## Written task
Beginning at the line that contains "What data populates" and ending at the last line of the entries, write out each line exactly; include nothing outside that span.
※ ※ ※
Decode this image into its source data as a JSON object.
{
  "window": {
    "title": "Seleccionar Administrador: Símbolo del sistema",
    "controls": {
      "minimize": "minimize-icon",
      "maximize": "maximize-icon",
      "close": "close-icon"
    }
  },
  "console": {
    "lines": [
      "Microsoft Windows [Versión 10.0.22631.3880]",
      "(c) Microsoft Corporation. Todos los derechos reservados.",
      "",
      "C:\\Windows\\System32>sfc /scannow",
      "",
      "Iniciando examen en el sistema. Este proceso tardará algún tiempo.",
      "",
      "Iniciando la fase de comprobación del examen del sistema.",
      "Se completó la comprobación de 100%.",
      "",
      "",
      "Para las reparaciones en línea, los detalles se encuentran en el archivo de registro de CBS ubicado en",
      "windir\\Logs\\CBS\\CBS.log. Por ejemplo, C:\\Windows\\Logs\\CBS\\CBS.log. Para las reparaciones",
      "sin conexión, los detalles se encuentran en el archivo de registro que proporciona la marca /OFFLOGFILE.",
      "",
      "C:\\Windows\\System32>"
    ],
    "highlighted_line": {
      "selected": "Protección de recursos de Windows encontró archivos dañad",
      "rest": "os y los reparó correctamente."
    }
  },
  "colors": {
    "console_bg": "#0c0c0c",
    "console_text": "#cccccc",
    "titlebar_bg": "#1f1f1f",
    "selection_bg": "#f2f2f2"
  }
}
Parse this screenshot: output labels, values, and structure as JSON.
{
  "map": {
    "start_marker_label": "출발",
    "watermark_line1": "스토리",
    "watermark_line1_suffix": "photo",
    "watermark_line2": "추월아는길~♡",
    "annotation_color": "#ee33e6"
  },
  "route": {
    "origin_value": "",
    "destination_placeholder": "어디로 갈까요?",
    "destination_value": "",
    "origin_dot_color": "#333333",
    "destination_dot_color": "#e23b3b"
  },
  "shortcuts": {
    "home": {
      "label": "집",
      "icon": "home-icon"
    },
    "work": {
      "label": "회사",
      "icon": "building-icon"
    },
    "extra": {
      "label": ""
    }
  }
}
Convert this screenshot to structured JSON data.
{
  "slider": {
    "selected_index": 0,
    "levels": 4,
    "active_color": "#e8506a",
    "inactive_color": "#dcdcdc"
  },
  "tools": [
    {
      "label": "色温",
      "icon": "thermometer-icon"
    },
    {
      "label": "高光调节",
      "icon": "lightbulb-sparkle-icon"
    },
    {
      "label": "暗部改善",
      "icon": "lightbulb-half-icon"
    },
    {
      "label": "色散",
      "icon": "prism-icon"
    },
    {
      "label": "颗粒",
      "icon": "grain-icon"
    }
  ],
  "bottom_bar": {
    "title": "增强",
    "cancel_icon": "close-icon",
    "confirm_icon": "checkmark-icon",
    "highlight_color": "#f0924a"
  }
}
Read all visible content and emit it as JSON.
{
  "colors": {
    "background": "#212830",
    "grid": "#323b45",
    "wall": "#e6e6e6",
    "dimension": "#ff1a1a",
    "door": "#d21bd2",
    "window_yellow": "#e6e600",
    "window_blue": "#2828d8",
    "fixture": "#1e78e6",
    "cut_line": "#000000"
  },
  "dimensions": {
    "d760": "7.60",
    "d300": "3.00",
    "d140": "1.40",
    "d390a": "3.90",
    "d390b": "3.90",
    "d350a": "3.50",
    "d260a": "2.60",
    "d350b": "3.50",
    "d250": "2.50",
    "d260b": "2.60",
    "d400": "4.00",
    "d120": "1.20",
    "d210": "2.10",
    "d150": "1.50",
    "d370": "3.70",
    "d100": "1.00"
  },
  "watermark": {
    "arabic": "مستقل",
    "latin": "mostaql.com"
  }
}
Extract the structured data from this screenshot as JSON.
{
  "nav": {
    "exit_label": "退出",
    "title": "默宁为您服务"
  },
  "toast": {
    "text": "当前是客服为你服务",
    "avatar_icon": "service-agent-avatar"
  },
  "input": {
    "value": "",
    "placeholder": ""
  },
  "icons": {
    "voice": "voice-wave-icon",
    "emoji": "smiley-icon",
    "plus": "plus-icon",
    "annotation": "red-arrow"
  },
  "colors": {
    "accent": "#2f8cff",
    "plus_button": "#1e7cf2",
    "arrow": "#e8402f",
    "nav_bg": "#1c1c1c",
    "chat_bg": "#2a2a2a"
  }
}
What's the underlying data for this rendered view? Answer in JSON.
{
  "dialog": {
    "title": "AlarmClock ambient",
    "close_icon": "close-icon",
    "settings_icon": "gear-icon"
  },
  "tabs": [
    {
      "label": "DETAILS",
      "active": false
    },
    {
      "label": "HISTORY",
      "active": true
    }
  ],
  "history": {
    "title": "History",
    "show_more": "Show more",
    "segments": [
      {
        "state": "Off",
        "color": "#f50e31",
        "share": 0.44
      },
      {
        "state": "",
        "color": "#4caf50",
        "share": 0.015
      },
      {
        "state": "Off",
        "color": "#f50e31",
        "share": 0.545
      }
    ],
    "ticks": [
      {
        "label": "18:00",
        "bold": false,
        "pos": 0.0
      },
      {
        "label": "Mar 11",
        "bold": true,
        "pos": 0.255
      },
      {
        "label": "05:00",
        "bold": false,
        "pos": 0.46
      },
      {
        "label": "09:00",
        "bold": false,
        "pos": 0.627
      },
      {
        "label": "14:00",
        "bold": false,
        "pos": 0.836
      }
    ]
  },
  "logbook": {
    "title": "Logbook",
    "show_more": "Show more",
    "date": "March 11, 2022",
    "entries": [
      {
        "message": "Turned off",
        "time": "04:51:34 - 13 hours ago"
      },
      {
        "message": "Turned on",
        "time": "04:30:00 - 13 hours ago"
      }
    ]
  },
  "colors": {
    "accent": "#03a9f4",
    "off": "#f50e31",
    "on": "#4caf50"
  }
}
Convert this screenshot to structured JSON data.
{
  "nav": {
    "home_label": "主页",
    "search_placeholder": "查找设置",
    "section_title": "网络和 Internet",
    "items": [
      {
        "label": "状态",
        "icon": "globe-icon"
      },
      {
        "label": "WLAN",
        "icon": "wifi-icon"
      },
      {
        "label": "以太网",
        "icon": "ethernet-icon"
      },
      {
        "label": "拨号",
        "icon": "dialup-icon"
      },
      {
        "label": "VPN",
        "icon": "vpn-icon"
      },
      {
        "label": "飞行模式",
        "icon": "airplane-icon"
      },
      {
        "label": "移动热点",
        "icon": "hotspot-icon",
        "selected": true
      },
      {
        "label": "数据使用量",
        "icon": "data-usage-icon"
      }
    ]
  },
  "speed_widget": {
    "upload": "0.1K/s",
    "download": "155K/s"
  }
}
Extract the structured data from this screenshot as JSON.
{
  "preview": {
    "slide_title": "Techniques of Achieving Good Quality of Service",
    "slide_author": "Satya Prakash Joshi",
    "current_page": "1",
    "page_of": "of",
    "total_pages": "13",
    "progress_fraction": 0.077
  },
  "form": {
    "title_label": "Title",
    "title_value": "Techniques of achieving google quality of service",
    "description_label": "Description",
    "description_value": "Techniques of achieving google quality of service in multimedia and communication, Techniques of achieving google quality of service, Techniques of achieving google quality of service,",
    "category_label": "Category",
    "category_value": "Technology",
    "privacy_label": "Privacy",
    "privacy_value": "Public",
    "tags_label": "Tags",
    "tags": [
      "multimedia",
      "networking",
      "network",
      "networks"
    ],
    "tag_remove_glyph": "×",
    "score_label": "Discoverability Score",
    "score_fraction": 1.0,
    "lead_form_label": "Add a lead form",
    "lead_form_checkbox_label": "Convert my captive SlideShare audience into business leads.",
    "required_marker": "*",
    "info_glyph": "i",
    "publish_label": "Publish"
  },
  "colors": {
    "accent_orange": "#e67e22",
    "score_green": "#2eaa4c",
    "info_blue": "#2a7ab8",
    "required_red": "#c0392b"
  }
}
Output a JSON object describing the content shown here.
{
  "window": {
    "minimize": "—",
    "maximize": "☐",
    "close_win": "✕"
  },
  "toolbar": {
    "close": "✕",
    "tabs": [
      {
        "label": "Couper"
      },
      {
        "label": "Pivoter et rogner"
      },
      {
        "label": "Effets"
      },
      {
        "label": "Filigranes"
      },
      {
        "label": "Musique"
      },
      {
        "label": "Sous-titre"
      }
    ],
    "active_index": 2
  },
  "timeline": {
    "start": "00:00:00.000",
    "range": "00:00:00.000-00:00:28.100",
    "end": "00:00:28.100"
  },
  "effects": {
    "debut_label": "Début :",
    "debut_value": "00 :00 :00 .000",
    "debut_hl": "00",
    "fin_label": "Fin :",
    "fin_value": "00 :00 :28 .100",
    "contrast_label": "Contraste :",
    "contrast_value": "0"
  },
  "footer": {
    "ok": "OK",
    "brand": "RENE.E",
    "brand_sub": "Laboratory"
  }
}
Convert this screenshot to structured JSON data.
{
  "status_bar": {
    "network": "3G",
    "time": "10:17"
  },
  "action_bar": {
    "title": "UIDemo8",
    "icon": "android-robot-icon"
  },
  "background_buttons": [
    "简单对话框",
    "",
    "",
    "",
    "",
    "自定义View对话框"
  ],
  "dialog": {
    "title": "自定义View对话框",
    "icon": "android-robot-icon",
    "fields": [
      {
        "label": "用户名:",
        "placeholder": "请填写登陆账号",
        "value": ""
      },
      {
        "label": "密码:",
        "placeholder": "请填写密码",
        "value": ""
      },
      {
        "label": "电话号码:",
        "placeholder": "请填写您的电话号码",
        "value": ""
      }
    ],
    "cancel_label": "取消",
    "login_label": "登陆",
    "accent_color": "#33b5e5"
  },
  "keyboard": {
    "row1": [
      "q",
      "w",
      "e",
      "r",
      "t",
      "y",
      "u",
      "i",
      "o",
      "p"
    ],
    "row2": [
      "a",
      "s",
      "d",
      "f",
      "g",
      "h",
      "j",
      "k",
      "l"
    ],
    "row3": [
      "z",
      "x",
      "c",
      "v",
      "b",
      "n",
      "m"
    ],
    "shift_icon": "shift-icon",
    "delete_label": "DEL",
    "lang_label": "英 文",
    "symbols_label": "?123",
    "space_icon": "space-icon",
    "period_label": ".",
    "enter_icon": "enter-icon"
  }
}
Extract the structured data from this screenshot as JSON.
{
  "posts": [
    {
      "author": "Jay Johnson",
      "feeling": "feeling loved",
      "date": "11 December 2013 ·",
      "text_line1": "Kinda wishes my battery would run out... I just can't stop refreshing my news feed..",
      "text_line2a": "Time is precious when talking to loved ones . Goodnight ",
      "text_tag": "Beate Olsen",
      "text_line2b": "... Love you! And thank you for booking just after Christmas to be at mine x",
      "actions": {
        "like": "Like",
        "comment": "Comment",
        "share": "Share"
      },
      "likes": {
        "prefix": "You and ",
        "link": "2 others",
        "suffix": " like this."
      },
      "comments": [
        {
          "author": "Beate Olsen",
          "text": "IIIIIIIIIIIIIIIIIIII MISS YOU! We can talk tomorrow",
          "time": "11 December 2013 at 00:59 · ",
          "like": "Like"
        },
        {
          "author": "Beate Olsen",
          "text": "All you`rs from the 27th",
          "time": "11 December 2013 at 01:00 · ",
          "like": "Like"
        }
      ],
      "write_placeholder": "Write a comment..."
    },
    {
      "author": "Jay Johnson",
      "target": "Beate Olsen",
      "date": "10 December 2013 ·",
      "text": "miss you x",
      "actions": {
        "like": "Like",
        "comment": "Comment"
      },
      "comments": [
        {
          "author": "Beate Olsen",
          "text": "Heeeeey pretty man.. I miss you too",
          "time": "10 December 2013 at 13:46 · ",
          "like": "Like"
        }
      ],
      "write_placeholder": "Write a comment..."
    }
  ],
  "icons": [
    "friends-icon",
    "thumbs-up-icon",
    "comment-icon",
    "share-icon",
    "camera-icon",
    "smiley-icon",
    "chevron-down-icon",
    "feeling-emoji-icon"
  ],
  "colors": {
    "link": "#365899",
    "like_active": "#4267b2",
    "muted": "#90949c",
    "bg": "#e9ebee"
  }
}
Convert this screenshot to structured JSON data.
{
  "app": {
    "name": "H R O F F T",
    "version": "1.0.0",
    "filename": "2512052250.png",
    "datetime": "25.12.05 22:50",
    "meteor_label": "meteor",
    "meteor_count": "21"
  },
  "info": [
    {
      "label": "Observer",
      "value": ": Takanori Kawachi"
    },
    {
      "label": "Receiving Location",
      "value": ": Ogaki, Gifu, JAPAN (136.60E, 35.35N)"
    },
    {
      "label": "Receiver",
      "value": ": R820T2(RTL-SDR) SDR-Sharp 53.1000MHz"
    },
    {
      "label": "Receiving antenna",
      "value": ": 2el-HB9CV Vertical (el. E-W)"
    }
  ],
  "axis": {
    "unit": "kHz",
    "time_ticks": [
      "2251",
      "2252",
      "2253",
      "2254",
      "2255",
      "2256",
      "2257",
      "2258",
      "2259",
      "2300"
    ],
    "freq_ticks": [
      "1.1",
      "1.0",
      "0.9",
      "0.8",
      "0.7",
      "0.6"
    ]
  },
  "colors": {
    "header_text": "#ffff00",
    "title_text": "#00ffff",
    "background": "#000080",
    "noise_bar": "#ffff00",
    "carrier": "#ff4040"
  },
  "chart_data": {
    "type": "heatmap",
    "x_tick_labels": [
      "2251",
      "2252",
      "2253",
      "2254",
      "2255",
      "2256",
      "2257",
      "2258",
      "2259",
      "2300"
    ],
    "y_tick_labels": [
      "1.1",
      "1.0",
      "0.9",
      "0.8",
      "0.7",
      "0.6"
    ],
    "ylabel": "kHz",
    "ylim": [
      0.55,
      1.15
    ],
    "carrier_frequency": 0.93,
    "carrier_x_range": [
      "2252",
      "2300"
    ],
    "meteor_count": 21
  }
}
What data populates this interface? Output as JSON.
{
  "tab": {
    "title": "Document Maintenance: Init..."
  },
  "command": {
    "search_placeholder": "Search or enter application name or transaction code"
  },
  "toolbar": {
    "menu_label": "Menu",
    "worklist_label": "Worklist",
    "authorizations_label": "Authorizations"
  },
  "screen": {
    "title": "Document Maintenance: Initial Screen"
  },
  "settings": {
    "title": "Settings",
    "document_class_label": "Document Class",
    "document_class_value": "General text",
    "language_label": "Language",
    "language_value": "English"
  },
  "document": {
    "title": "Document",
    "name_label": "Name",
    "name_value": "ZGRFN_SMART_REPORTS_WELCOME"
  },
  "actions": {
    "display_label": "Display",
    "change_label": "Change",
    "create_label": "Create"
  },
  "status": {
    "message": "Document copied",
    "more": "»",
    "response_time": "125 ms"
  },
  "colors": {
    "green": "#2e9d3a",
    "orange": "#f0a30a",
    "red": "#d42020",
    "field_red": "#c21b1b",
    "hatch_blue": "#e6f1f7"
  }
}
※ ※ ※
## Result of this exercise
What data populates this interface? Output as JSON.
{
  "tab": {
    "title": "Document Maintenance: Init..."
  },
  "command": {
    "search_placeholder": "Search or enter application name or transaction code"
  },
  "toolbar": {
    "menu_label": "Menu",
    "worklist_label": "Worklist",
    "authorizations_label": "Authorizations"
  },
  "screen": {
    "title": "Document Maintenance: Initial Screen"
  },
  "settings": {
    "title": "Settings",
    "document_class_label": "Document Class",
    "document_class_value": "General text",
    "language_label": "Language",
    "language_value": "English"
  },
  "document": {
    "title": "Document",
    "name_label": "Name",
    "name_value": "ZGRFN_SMART_REPORTS_WELCOME"
  },
  "actions": {
    "display_label": "Display",
    "change_label": "Change",
    "create_label": "Create"
  },
  "status": {
    "message": "Document copied",
    "more": "»",
    "response_time": "125 ms"
  },
  "colors": {
    "green": "#2e9d3a",
    "orange": "#f0a30a",
    "red": "#d42020",
    "field_red": "#c21b1b",
    "hatch_blue": "#e6f1f7"
  }
}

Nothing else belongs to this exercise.